**EXERCISE DIRECTIONS:** Repeat each record exactly as written, and drop any images.

**EXERCISE MATERIAL:**

+===+

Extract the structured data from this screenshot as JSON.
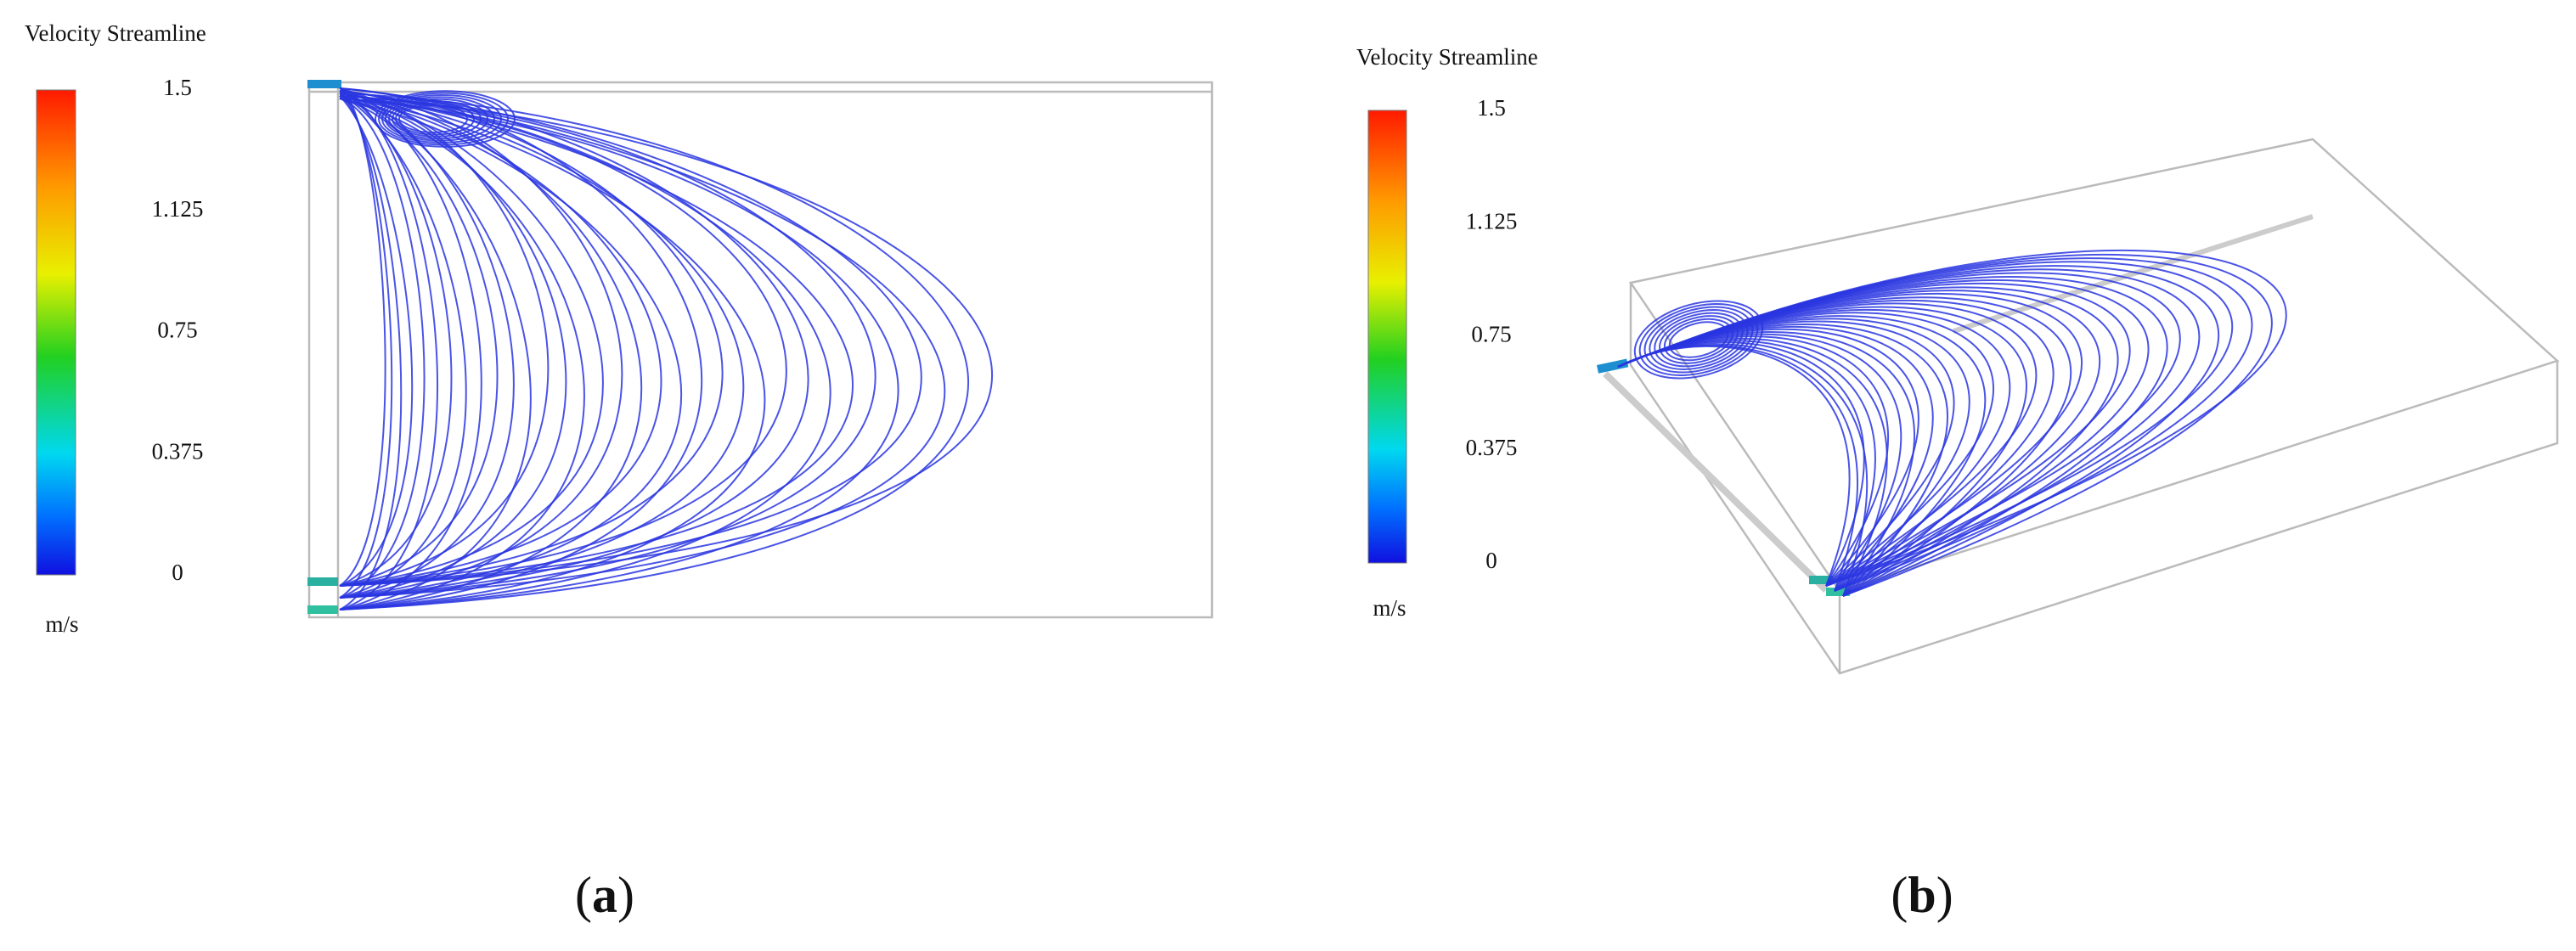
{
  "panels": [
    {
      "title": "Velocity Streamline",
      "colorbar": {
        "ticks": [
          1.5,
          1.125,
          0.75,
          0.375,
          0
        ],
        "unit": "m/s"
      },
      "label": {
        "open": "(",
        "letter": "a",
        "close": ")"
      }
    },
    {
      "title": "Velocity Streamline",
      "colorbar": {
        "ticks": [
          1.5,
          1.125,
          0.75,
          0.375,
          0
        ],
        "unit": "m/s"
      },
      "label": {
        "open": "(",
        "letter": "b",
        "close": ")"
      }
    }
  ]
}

+===+

**SOLUTION FOR THIS PROBLEM:**
Extract the structured data from this screenshot as JSON.
{
  "panels": [
    {
      "title": "Velocity Streamline",
      "colorbar": {
        "ticks": [
          1.5,
          1.125,
          0.75,
          0.375,
          0
        ],
        "unit": "m/s"
      },
      "label": {
        "open": "(",
        "letter": "a",
        "close": ")"
      }
    },
    {
      "title": "Velocity Streamline",
      "colorbar": {
        "ticks": [
          1.5,
          1.125,
          0.75,
          0.375,
          0
        ],
        "unit": "m/s"
      },
      "label": {
        "open": "(",
        "letter": "b",
        "close": ")"
      }
    }
  ]
}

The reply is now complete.